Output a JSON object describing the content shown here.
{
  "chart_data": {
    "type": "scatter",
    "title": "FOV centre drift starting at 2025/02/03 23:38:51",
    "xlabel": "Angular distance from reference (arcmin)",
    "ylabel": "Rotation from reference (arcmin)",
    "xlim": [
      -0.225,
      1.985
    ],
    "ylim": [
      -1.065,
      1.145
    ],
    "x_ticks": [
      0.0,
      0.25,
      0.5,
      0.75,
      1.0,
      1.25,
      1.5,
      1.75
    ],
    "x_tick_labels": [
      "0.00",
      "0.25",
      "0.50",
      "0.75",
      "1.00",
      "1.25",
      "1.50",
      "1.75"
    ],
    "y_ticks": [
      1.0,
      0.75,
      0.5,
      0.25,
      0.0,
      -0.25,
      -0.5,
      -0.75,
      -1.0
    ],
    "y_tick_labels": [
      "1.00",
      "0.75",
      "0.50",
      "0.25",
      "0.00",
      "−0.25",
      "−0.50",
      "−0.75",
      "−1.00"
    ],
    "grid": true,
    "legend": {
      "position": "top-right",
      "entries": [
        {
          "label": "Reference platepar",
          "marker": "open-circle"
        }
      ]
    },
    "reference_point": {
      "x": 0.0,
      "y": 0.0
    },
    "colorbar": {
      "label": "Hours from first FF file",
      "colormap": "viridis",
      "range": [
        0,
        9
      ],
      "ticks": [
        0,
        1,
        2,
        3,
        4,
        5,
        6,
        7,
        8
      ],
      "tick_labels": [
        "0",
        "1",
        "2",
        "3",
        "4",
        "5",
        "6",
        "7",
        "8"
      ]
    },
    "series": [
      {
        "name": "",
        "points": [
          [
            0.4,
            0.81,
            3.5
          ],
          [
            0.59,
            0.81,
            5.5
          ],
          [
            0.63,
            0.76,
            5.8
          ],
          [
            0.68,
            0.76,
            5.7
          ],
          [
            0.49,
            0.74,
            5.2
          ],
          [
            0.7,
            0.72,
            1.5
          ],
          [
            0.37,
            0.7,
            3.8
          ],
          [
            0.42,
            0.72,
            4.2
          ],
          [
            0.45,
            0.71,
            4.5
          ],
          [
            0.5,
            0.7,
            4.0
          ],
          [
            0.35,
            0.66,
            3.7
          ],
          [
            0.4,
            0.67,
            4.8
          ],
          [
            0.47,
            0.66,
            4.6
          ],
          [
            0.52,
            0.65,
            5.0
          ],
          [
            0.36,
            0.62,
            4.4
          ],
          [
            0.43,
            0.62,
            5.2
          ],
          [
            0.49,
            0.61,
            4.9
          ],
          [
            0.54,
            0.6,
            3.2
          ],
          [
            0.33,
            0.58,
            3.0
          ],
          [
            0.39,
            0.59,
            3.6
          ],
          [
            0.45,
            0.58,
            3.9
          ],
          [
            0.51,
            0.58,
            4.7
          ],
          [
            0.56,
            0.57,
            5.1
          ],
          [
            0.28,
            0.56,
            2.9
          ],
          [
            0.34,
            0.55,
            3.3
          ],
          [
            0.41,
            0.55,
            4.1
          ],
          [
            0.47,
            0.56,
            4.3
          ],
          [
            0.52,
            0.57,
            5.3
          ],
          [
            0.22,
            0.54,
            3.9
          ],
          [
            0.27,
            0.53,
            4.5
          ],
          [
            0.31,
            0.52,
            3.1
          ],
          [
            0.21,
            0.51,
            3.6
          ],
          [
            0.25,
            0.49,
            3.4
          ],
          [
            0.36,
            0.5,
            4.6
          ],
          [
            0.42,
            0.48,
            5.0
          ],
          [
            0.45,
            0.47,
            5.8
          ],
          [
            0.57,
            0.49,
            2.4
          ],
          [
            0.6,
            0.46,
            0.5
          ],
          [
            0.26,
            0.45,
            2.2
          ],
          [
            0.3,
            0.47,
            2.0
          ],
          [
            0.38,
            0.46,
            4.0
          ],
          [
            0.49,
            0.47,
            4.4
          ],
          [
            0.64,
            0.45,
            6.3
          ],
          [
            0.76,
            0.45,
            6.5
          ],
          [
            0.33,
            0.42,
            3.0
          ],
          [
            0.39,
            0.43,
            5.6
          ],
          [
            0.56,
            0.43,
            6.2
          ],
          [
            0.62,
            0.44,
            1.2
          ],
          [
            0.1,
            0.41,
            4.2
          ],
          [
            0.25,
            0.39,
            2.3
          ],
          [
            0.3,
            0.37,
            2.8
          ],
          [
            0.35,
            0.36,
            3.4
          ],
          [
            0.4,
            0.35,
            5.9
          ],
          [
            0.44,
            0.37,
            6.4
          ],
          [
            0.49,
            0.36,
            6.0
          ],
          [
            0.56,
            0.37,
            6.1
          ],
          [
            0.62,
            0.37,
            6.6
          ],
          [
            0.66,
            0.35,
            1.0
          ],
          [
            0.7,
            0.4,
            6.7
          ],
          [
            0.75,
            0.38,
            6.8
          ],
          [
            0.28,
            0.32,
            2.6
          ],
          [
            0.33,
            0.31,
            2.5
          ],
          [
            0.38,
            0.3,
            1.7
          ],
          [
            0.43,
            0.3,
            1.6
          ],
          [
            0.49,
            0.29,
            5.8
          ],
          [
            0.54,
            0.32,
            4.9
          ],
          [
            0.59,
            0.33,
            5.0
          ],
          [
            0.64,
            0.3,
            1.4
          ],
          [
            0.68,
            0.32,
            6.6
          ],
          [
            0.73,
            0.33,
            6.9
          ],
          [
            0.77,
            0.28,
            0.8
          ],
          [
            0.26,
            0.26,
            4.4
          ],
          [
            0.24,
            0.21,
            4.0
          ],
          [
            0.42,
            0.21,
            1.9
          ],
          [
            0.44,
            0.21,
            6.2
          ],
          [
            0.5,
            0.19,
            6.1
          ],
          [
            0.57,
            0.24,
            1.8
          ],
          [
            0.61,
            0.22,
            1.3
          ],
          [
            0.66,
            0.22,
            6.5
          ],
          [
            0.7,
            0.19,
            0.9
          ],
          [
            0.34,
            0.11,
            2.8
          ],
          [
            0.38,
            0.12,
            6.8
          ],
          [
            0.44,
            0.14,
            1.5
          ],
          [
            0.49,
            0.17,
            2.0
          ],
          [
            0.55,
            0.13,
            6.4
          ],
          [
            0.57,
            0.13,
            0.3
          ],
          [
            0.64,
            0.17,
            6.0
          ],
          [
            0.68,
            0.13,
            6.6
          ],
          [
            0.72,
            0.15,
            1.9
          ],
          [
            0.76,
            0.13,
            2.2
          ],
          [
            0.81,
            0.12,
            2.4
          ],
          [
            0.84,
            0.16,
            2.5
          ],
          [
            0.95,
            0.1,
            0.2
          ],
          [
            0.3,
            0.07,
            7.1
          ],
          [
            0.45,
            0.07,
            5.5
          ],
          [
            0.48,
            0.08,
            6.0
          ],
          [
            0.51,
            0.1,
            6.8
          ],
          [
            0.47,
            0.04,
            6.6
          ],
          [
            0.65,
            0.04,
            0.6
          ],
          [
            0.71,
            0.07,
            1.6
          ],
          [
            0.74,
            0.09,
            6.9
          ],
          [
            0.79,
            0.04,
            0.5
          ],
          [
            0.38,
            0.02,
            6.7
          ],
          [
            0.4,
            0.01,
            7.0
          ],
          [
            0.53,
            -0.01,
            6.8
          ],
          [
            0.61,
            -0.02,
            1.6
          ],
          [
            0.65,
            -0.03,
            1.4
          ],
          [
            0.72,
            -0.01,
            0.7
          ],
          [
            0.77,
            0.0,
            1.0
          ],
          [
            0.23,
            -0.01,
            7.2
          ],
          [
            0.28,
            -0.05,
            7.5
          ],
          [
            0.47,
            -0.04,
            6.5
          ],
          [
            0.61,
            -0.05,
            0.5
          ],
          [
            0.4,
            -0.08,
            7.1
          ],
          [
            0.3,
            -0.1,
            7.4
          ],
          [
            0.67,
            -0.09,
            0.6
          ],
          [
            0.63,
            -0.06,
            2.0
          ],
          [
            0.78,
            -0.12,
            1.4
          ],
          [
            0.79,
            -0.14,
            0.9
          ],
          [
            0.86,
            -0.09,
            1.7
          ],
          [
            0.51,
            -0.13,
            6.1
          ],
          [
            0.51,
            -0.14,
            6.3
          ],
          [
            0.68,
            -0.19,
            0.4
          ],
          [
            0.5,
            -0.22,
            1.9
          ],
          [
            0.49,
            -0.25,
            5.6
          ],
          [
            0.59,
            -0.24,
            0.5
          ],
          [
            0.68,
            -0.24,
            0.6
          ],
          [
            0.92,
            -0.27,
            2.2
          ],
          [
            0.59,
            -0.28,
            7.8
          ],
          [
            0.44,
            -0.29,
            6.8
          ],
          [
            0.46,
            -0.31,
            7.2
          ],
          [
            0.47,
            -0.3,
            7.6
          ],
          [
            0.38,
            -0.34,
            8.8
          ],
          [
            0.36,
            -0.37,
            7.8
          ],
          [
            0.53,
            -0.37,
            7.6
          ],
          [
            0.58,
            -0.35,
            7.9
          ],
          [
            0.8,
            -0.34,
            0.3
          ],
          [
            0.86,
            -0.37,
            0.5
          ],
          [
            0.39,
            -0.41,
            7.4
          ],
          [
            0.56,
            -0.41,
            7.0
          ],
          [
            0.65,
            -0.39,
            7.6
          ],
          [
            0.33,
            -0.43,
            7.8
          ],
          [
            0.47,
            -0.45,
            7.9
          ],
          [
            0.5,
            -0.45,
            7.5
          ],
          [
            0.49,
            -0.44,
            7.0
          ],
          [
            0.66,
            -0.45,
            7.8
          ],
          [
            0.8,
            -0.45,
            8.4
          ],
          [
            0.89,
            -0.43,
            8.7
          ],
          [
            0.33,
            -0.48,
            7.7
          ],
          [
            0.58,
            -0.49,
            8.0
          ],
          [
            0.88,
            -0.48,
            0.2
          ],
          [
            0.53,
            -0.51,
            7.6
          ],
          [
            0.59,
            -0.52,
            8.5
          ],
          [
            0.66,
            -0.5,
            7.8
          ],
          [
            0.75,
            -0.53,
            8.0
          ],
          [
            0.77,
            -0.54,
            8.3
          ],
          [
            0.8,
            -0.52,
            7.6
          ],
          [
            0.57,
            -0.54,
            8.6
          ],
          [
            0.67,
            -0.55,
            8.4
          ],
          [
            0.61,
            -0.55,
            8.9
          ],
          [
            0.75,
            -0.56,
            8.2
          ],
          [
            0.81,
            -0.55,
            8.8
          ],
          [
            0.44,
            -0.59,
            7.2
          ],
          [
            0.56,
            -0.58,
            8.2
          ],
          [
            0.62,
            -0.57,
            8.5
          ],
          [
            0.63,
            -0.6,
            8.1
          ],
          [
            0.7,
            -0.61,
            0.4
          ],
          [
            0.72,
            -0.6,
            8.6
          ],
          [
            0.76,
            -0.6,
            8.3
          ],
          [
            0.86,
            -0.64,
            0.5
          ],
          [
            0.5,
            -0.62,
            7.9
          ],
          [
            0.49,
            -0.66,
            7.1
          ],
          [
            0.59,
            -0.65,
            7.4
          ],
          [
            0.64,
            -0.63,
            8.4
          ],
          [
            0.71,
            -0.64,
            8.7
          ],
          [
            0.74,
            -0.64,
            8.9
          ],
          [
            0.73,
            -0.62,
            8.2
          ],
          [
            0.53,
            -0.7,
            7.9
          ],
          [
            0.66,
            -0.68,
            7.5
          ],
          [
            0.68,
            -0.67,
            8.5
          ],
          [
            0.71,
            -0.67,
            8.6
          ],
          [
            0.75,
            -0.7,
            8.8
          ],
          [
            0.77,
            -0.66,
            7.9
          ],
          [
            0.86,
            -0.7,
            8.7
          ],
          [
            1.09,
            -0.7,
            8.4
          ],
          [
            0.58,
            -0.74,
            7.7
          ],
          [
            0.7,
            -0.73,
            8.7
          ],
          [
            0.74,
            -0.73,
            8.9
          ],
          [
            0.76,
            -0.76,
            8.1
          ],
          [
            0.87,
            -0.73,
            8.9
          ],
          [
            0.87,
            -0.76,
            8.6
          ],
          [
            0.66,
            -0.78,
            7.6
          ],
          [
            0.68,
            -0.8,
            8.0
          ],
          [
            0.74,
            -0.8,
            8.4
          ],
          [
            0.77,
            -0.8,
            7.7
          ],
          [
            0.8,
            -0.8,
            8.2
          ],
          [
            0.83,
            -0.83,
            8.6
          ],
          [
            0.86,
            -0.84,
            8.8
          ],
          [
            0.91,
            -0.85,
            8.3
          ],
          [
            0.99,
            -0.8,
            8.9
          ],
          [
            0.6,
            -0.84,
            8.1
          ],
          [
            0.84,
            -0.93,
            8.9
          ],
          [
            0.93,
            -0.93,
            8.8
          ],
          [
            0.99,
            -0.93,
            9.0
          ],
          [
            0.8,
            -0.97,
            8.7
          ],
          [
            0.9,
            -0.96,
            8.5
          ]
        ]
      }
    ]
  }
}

# # # #

Requirements:
Copy each line of the listing that includes "from".

Solution to this exercise:
    "xlabel": "Angular distance from reference (arcmin)",
    "ylabel": "Rotation from reference (arcmin)",
      "label": "Hours from first FF file",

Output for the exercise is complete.